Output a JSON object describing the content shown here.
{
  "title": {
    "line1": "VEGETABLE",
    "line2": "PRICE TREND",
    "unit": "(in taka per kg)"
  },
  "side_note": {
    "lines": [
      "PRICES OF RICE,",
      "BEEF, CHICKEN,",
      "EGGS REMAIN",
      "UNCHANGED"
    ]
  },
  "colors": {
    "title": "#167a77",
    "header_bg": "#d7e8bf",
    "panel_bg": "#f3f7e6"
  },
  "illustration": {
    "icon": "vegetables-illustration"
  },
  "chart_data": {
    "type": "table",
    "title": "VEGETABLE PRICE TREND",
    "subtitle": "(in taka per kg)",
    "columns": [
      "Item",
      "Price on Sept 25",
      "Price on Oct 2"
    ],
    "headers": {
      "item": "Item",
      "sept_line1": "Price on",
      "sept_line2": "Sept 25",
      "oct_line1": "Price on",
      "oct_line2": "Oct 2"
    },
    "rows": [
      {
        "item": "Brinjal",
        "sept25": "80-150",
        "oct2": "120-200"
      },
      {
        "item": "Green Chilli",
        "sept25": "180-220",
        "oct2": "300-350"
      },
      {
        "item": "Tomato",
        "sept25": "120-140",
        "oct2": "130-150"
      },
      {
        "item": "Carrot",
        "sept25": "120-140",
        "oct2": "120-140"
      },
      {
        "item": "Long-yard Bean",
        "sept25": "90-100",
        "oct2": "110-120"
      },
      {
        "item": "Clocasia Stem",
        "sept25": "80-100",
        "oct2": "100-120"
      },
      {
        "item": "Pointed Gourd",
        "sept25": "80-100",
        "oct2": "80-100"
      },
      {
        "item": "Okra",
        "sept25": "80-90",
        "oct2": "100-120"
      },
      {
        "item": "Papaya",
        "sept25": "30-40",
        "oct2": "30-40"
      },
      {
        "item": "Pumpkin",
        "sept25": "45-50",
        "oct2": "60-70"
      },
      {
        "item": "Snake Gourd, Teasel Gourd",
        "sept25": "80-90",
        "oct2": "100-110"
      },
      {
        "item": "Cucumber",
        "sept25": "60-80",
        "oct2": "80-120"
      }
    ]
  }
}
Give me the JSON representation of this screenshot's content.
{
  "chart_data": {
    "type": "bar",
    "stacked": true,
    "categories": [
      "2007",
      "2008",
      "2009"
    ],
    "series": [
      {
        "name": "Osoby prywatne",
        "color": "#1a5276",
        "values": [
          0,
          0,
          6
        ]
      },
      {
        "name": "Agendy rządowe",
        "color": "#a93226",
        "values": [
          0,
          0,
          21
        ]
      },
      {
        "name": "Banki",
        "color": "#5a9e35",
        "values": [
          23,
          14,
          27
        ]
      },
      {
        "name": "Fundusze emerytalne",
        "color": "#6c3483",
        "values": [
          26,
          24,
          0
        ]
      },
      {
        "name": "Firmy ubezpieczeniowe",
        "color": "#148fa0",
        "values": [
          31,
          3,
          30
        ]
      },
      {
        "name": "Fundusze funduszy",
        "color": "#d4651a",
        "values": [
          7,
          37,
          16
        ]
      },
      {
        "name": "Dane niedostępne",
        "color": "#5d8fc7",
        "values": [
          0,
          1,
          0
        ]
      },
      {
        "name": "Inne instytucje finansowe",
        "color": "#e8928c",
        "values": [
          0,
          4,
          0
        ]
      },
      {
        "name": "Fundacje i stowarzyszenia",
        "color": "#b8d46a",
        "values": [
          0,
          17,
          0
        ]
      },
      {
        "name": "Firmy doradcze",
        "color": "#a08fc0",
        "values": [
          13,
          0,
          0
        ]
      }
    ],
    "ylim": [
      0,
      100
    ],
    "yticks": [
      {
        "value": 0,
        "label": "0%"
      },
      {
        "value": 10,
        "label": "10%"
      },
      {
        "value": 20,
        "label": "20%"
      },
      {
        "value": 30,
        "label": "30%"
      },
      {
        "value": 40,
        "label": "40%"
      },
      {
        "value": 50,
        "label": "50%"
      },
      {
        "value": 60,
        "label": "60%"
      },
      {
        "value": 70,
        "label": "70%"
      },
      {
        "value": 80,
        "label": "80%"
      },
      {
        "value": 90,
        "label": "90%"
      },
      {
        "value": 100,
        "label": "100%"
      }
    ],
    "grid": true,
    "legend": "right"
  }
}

+++

Restate the listing above word for word.

Output a JSON object describing the content shown here.
{
  "title": {
    "line1": "VEGETABLE",
    "line2": "PRICE TREND",
    "unit": "(in taka per kg)"
  },
  "side_note": {
    "lines": [
      "PRICES OF RICE,",
      "BEEF, CHICKEN,",
      "EGGS REMAIN",
      "UNCHANGED"
    ]
  },
  "colors": {
    "title": "#167a77",
    "header_bg": "#d7e8bf",
    "panel_bg": "#f3f7e6"
  },
  "illustration": {
    "icon": "vegetables-illustration"
  },
  "chart_data": {
    "type": "table",
    "title": "VEGETABLE PRICE TREND",
    "subtitle": "(in taka per kg)",
    "columns": [
      "Item",
      "Price on Sept 25",
      "Price on Oct 2"
    ],
    "headers": {
      "item": "Item",
      "sept_line1": "Price on",
      "sept_line2": "Sept 25",
      "oct_line1": "Price on",
      "oct_line2": "Oct 2"
    },
    "rows": [
      {
        "item": "Brinjal",
        "sept25": "80-150",
        "oct2": "120-200"
      },
      {
        "item": "Green Chilli",
        "sept25": "180-220",
        "oct2": "300-350"
      },
      {
        "item": "Tomato",
        "sept25": "120-140",
        "oct2": "130-150"
      },
      {
        "item": "Carrot",
        "sept25": "120-140",
        "oct2": "120-140"
      },
      {
        "item": "Long-yard Bean",
        "sept25": "90-100",
        "oct2": "110-120"
      },
      {
        "item": "Clocasia Stem",
        "sept25": "80-100",
        "oct2": "100-120"
      },
      {
        "item": "Pointed Gourd",
        "sept25": "80-100",
        "oct2": "80-100"
      },
      {
        "item": "Okra",
        "sept25": "80-90",
        "oct2": "100-120"
      },
      {
        "item": "Papaya",
        "sept25": "30-40",
        "oct2": "30-40"
      },
      {
        "item": "Pumpkin",
        "sept25": "45-50",
        "oct2": "60-70"
      },
      {
        "item": "Snake Gourd, Teasel Gourd",
        "sept25": "80-90",
        "oct2": "100-110"
      },
      {
        "item": "Cucumber",
        "sept25": "60-80",
        "oct2": "80-120"
      }
    ]
  }
}
Give me the JSON representation of this screenshot's content.
{
  "chart_data": {
    "type": "bar",
    "stacked": true,
    "categories": [
      "2007",
      "2008",
      "2009"
    ],
    "series": [
      {
        "name": "Osoby prywatne",
        "color": "#1a5276",
        "values": [
          0,
          0,
          6
        ]
      },
      {
        "name": "Agendy rządowe",
        "color": "#a93226",
        "values": [
          0,
          0,
          21
        ]
      },
      {
        "name": "Banki",
        "color": "#5a9e35",
        "values": [
          23,
          14,
          27
        ]
      },
      {
        "name": "Fundusze emerytalne",
        "color": "#6c3483",
        "values": [
          26,
          24,
          0
        ]
      },
      {
        "name": "Firmy ubezpieczeniowe",
        "color": "#148fa0",
        "values": [
          31,
          3,
          30
        ]
      },
      {
        "name": "Fundusze funduszy",
        "color": "#d4651a",
        "values": [
          7,
          37,
          16
        ]
      },
      {
        "name": "Dane niedostępne",
        "color": "#5d8fc7",
        "values": [
          0,
          1,
          0
        ]
      },
      {
        "name": "Inne instytucje finansowe",
        "color": "#e8928c",
        "values": [
          0,
          4,
          0
        ]
      },
      {
        "name": "Fundacje i stowarzyszenia",
        "color": "#b8d46a",
        "values": [
          0,
          17,
          0
        ]
      },
      {
        "name": "Firmy doradcze",
        "color": "#a08fc0",
        "values": [
          13,
          0,
          0
        ]
      }
    ],
    "ylim": [
      0,
      100
    ],
    "yticks": [
      {
        "value": 0,
        "label": "0%"
      },
      {
        "value": 10,
        "label": "10%"
      },
      {
        "value": 20,
        "label": "20%"
      },
      {
        "value": 30,
        "label": "30%"
      },
      {
        "value": 40,
        "label": "40%"
      },
      {
        "value": 50,
        "label": "50%"
      },
      {
        "value": 60,
        "label": "60%"
      },
      {
        "value": 70,
        "label": "70%"
      },
      {
        "value": 80,
        "label": "80%"
      },
      {
        "value": 90,
        "label": "90%"
      },
      {
        "value": 100,
        "label": "100%"
      }
    ],
    "grid": true,
    "legend": "right"
  }
}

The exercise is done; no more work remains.